_Data supplied_.
◇ ◇ ◇ ◇
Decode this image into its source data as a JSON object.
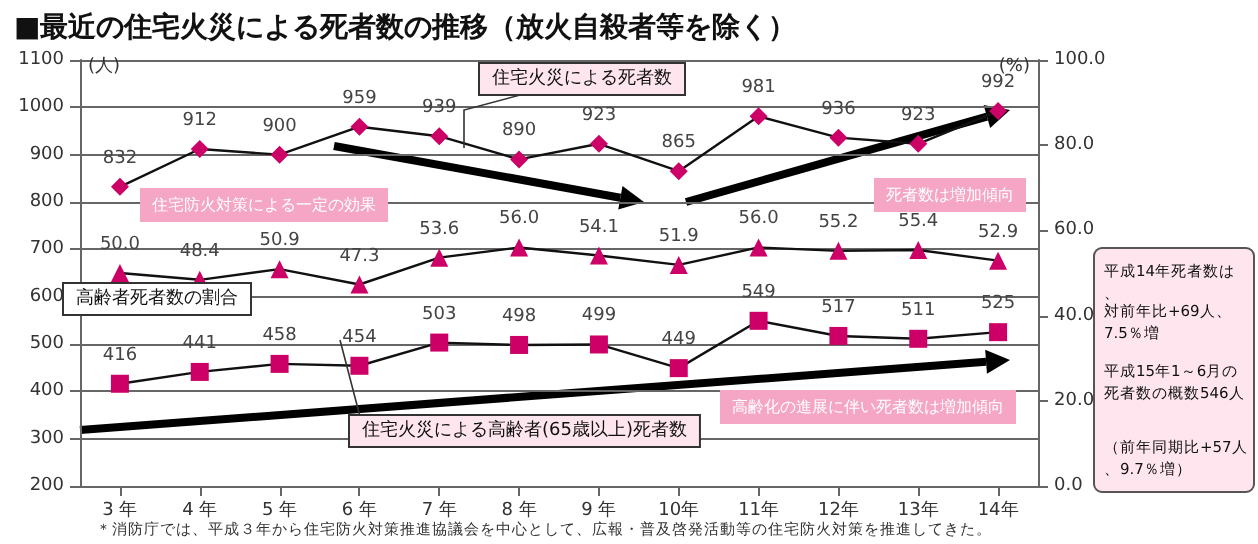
{
  "chart_data": {
    "type": "line",
    "title": "■最近の住宅火災による死者数の推移（放火自殺者等を除く）",
    "ylabel": "(人)",
    "y2label": "(%)",
    "categories": [
      "3 年",
      "4 年",
      "5 年",
      "6 年",
      "7 年",
      "8 年",
      "9 年",
      "10年",
      "11年",
      "12年",
      "13年",
      "14年"
    ],
    "series": [
      {
        "name": "住宅火災による死者数",
        "color": "#cc0066",
        "marker": "diamond",
        "values": [
          832,
          912,
          900,
          959,
          939,
          890,
          923,
          865,
          981,
          936,
          923,
          992
        ],
        "value_labels": [
          "832",
          "912",
          "900",
          "959",
          "939",
          "890",
          "923",
          "865",
          "981",
          "936",
          "923",
          "992"
        ]
      },
      {
        "name": "高齢者死者数の割合",
        "color": "#cc0066",
        "marker": "triangle",
        "axis": "y2",
        "values": [
          50.0,
          48.4,
          50.9,
          47.3,
          53.6,
          56.0,
          54.1,
          51.9,
          56.0,
          55.2,
          55.4,
          52.9
        ],
        "value_labels": [
          "50.0",
          "48.4",
          "50.9",
          "47.3",
          "53.6",
          "56.0",
          "54.1",
          "51.9",
          "56.0",
          "55.2",
          "55.4",
          "52.9"
        ]
      },
      {
        "name": "住宅火災による高齢者(65歳以上)死者数",
        "color": "#cc0066",
        "marker": "square",
        "values": [
          416,
          441,
          458,
          454,
          503,
          498,
          499,
          449,
          549,
          517,
          511,
          525
        ],
        "value_labels": [
          "416",
          "441",
          "458",
          "454",
          "503",
          "498",
          "499",
          "449",
          "549",
          "517",
          "511",
          "525"
        ]
      }
    ],
    "ylim": [
      200,
      1100
    ],
    "yticks": [
      200,
      300,
      400,
      500,
      600,
      700,
      800,
      900,
      1000,
      1100
    ],
    "y2lim": [
      0,
      100
    ],
    "y2ticks": [
      {
        "value": 0,
        "label": "0.0"
      },
      {
        "value": 20,
        "label": "20.0"
      },
      {
        "value": 40,
        "label": "40.0"
      },
      {
        "value": 60,
        "label": "60.0"
      },
      {
        "value": 80,
        "label": "80.0"
      },
      {
        "value": 100,
        "label": "100.0"
      }
    ],
    "grid": "y",
    "annotations": [
      "住宅防火対策による一定の効果",
      "死者数は増加傾向",
      "高齢化の進展に伴い死者数は増加傾向",
      "平成14年死者数は、",
      "対前年比+69人、7.5％増",
      "平成15年1～6月の死者数の概数546人",
      "（前年同期比+57人、9.7％増）",
      "＊消防庁では、平成３年から住宅防火対策推進協議会を中心として、広報・普及啓発活動等の住宅防火対策を推進してきた。"
    ]
  }
}
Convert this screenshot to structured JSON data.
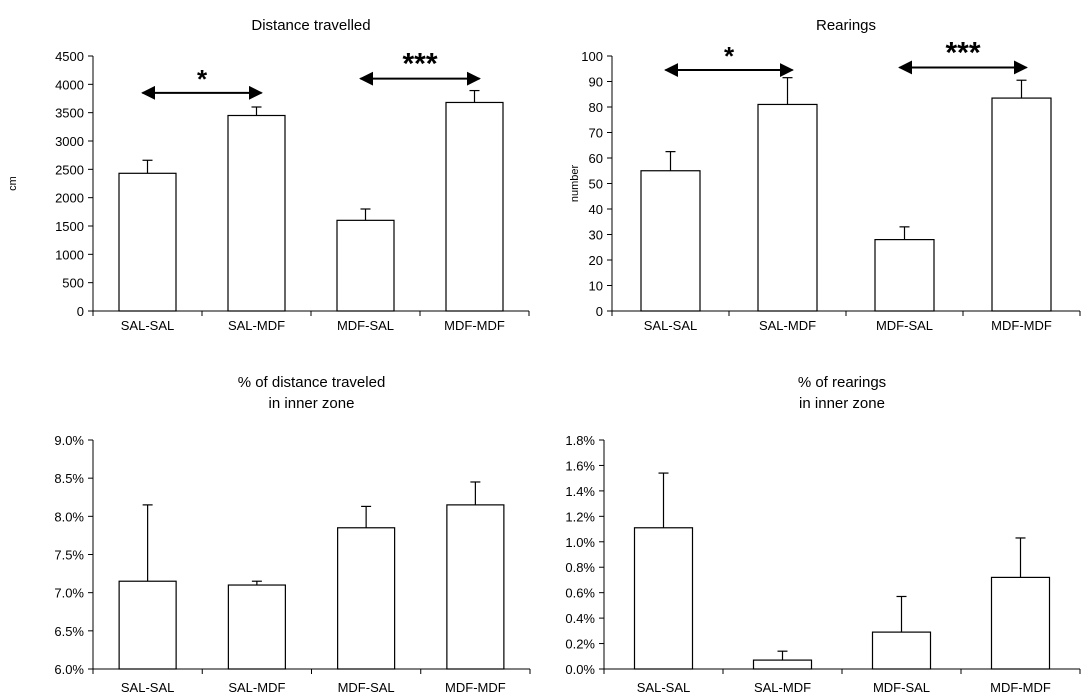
{
  "chart_data": [
    {
      "type": "bar",
      "title": "Distance travelled",
      "subtitle": "",
      "xlabel": "",
      "ylabel": "cm",
      "ylim": [
        0,
        4500
      ],
      "yticks": [
        0,
        500,
        1000,
        1500,
        2000,
        2500,
        3000,
        3500,
        4000,
        4500
      ],
      "ytick_labels": [
        "0",
        "500",
        "1000",
        "1500",
        "2000",
        "2500",
        "3000",
        "3500",
        "4000",
        "4500"
      ],
      "categories": [
        "SAL-SAL",
        "SAL-MDF",
        "MDF-SAL",
        "MDF-MDF"
      ],
      "values": [
        2430,
        3450,
        1600,
        3680
      ],
      "errors": [
        230,
        150,
        200,
        210
      ],
      "bar_color": "#ffffff",
      "grid": false,
      "annotations": [
        {
          "text": "*",
          "from": "SAL-SAL",
          "to": "SAL-MDF",
          "y": 3850
        },
        {
          "text": "***",
          "from": "MDF-SAL",
          "to": "MDF-MDF",
          "y": 4100
        }
      ]
    },
    {
      "type": "bar",
      "title": "Rearings",
      "subtitle": "",
      "xlabel": "",
      "ylabel": "number",
      "ylim": [
        0,
        100
      ],
      "yticks": [
        0,
        10,
        20,
        30,
        40,
        50,
        60,
        70,
        80,
        90,
        100
      ],
      "ytick_labels": [
        "0",
        "10",
        "20",
        "30",
        "40",
        "50",
        "60",
        "70",
        "80",
        "90",
        "100"
      ],
      "categories": [
        "SAL-SAL",
        "SAL-MDF",
        "MDF-SAL",
        "MDF-MDF"
      ],
      "values": [
        55,
        81,
        28,
        83.5
      ],
      "errors": [
        7.5,
        10.5,
        5,
        7
      ],
      "bar_color": "#ffffff",
      "grid": false,
      "annotations": [
        {
          "text": "*",
          "from": "SAL-SAL",
          "to": "SAL-MDF",
          "y": 94.5
        },
        {
          "text": "***",
          "from": "MDF-SAL",
          "to": "MDF-MDF",
          "y": 95.5
        }
      ]
    },
    {
      "type": "bar",
      "title": "% of distance traveled",
      "subtitle": "in inner zone",
      "xlabel": "",
      "ylabel": "",
      "ylim": [
        6.0,
        9.0
      ],
      "yticks": [
        6.0,
        6.5,
        7.0,
        7.5,
        8.0,
        8.5,
        9.0
      ],
      "ytick_labels": [
        "6.0%",
        "6.5%",
        "7.0%",
        "7.5%",
        "8.0%",
        "8.5%",
        "9.0%"
      ],
      "categories": [
        "SAL-SAL",
        "SAL-MDF",
        "MDF-SAL",
        "MDF-MDF"
      ],
      "values": [
        7.15,
        7.1,
        7.85,
        8.15
      ],
      "errors": [
        1.0,
        0.05,
        0.28,
        0.3
      ],
      "bar_color": "#ffffff",
      "grid": false,
      "annotations": []
    },
    {
      "type": "bar",
      "title": "% of rearings",
      "subtitle": "in inner zone",
      "xlabel": "",
      "ylabel": "",
      "ylim": [
        0.0,
        1.8
      ],
      "yticks": [
        0.0,
        0.2,
        0.4,
        0.6,
        0.8,
        1.0,
        1.2,
        1.4,
        1.6,
        1.8
      ],
      "ytick_labels": [
        "0.0%",
        "0.2%",
        "0.4%",
        "0.6%",
        "0.8%",
        "1.0%",
        "1.2%",
        "1.4%",
        "1.6%",
        "1.8%"
      ],
      "categories": [
        "SAL-SAL",
        "SAL-MDF",
        "MDF-SAL",
        "MDF-MDF"
      ],
      "values": [
        1.11,
        0.07,
        0.29,
        0.72
      ],
      "errors": [
        0.43,
        0.07,
        0.28,
        0.31
      ],
      "bar_color": "#ffffff",
      "grid": false,
      "annotations": []
    }
  ]
}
◇ ◇ ◇ ◇
For the entries shown above, give the number of lines that include the word "ylabel", without any other text.

5